Extracted data entries
----------

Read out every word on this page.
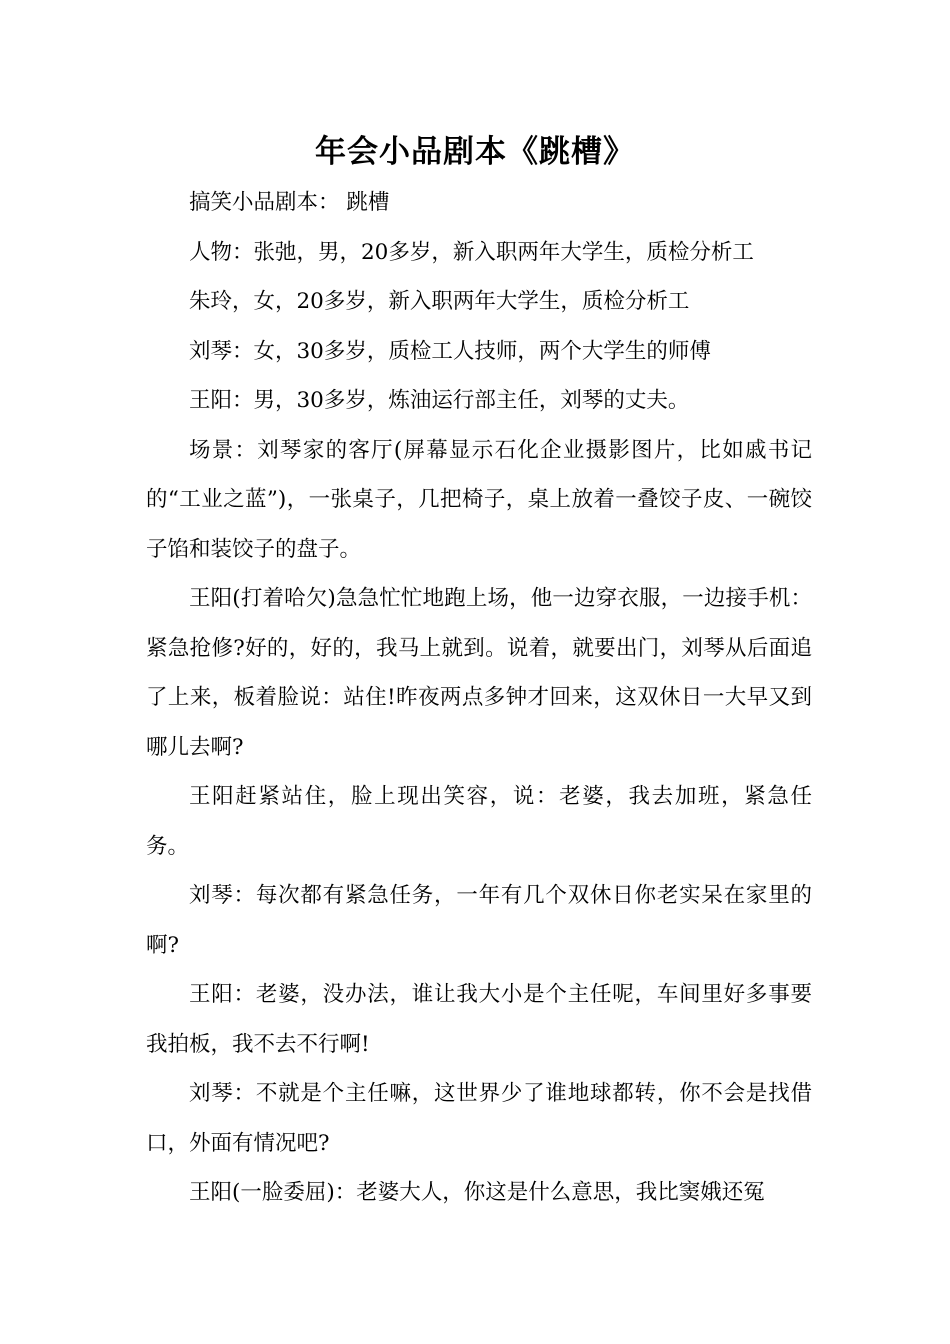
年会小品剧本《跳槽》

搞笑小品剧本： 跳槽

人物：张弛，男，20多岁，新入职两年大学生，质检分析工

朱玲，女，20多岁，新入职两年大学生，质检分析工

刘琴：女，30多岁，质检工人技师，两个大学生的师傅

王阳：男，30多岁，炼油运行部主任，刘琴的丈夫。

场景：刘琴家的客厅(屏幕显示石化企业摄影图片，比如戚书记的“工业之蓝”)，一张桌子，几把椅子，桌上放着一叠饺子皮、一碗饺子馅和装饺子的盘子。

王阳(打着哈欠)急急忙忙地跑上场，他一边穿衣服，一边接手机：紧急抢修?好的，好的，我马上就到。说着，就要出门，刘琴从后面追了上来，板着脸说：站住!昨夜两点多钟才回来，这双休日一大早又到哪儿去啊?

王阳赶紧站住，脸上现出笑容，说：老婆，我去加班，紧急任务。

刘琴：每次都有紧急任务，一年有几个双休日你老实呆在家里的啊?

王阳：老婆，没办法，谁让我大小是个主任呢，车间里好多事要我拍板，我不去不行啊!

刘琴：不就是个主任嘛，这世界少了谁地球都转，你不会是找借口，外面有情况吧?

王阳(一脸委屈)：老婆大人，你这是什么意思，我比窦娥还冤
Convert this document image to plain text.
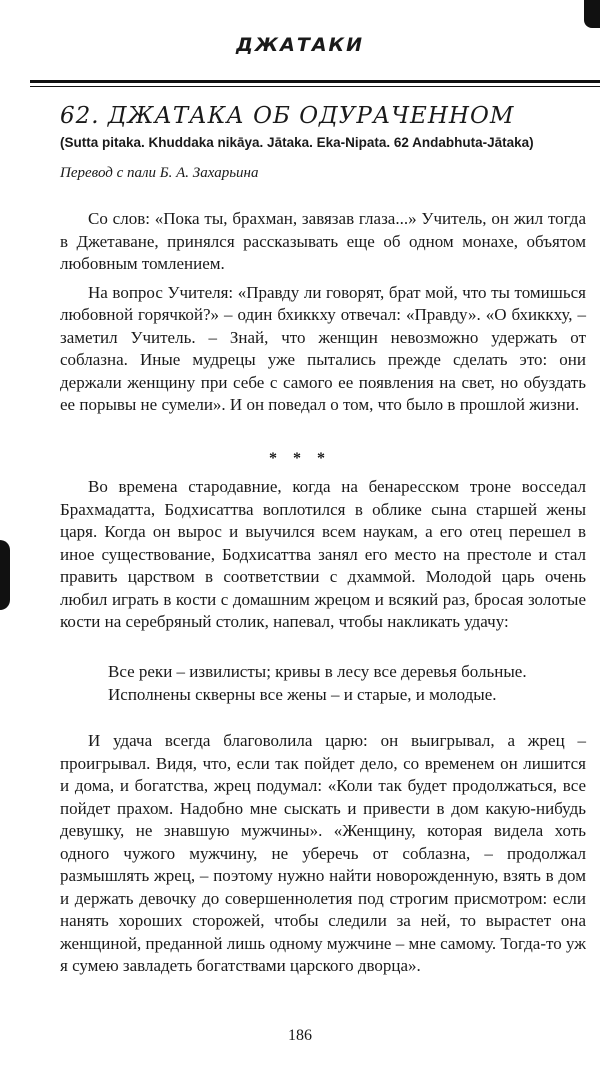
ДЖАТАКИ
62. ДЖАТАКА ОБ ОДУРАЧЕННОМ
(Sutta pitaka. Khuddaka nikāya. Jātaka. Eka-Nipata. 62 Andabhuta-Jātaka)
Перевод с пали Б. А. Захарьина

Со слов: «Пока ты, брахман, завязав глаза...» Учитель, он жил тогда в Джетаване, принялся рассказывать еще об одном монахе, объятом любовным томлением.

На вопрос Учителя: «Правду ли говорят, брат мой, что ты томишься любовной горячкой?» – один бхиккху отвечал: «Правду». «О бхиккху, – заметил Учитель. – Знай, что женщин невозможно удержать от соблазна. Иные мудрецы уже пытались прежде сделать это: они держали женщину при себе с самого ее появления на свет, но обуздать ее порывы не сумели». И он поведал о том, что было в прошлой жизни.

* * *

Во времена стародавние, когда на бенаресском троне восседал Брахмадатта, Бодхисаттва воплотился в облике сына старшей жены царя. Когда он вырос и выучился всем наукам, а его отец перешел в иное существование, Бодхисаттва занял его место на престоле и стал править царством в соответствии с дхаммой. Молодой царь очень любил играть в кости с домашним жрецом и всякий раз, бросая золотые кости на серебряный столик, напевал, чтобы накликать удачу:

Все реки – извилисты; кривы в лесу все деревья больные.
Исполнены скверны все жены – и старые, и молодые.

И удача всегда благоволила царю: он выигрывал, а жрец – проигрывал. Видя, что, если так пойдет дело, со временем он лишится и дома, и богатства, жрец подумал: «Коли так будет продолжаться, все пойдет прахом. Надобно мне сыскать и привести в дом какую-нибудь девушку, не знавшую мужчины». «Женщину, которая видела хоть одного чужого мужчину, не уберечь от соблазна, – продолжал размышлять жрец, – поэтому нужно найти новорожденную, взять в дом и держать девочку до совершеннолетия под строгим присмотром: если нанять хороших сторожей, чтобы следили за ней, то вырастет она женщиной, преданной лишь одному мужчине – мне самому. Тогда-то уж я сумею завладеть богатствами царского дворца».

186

----------

*Exercise instructions:* All the records need to be repeated exactly, with the images dropped.

*The answer:*
Read out every word on this page.
年会小品剧本《跳槽》

搞笑小品剧本： 跳槽

人物：张弛，男，20多岁，新入职两年大学生，质检分析工

朱玲，女，20多岁，新入职两年大学生，质检分析工

刘琴：女，30多岁，质检工人技师，两个大学生的师傅

王阳：男，30多岁，炼油运行部主任，刘琴的丈夫。

场景：刘琴家的客厅(屏幕显示石化企业摄影图片，比如戚书记的“工业之蓝”)，一张桌子，几把椅子，桌上放着一叠饺子皮、一碗饺子馅和装饺子的盘子。

王阳(打着哈欠)急急忙忙地跑上场，他一边穿衣服，一边接手机：紧急抢修?好的，好的，我马上就到。说着，就要出门，刘琴从后面追了上来，板着脸说：站住!昨夜两点多钟才回来，这双休日一大早又到哪儿去啊?

王阳赶紧站住，脸上现出笑容，说：老婆，我去加班，紧急任务。

刘琴：每次都有紧急任务，一年有几个双休日你老实呆在家里的啊?

王阳：老婆，没办法，谁让我大小是个主任呢，车间里好多事要我拍板，我不去不行啊!

刘琴：不就是个主任嘛，这世界少了谁地球都转，你不会是找借口，外面有情况吧?

王阳(一脸委屈)：老婆大人，你这是什么意思，我比窦娥还冤
Convert this document image to plain text.
ДЖАТАКИ
62. ДЖАТАКА ОБ ОДУРАЧЕННОМ
(Sutta pitaka. Khuddaka nikāya. Jātaka. Eka-Nipata. 62 Andabhuta-Jātaka)
Перевод с пали Б. А. Захарьина

Со слов: «Пока ты, брахман, завязав глаза...» Учитель, он жил тогда в Джетаване, принялся рассказывать еще об одном монахе, объятом любовным томлением.

На вопрос Учителя: «Правду ли говорят, брат мой, что ты томишься любовной горячкой?» – один бхиккху отвечал: «Правду». «О бхиккху, – заметил Учитель. – Знай, что женщин невозможно удержать от соблазна. Иные мудрецы уже пытались прежде сделать это: они держали женщину при себе с самого ее появления на свет, но обуздать ее порывы не сумели». И он поведал о том, что было в прошлой жизни.

* * *

Во времена стародавние, когда на бенаресском троне восседал Брахмадатта, Бодхисаттва воплотился в облике сына старшей жены царя. Когда он вырос и выучился всем наукам, а его отец перешел в иное существование, Бодхисаттва занял его место на престоле и стал править царством в соответствии с дхаммой. Молодой царь очень любил играть в кости с домашним жрецом и всякий раз, бросая золотые кости на серебряный столик, напевал, чтобы накликать удачу:

Все реки – извилисты; кривы в лесу все деревья больные.
Исполнены скверны все жены – и старые, и молодые.

И удача всегда благоволила царю: он выигрывал, а жрец – проигрывал. Видя, что, если так пойдет дело, со временем он лишится и дома, и богатства, жрец подумал: «Коли так будет продолжаться, все пойдет прахом. Надобно мне сыскать и привести в дом какую-нибудь девушку, не знавшую мужчины». «Женщину, которая видела хоть одного чужого мужчину, не уберечь от соблазна, – продолжал размышлять жрец, – поэтому нужно найти новорожденную, взять в дом и держать девочку до совершеннолетия под строгим присмотром: если нанять хороших сторожей, чтобы следили за ней, то вырастет она женщиной, преданной лишь одному мужчине – мне самому. Тогда-то уж я сумею завладеть богатствами царского дворца».

186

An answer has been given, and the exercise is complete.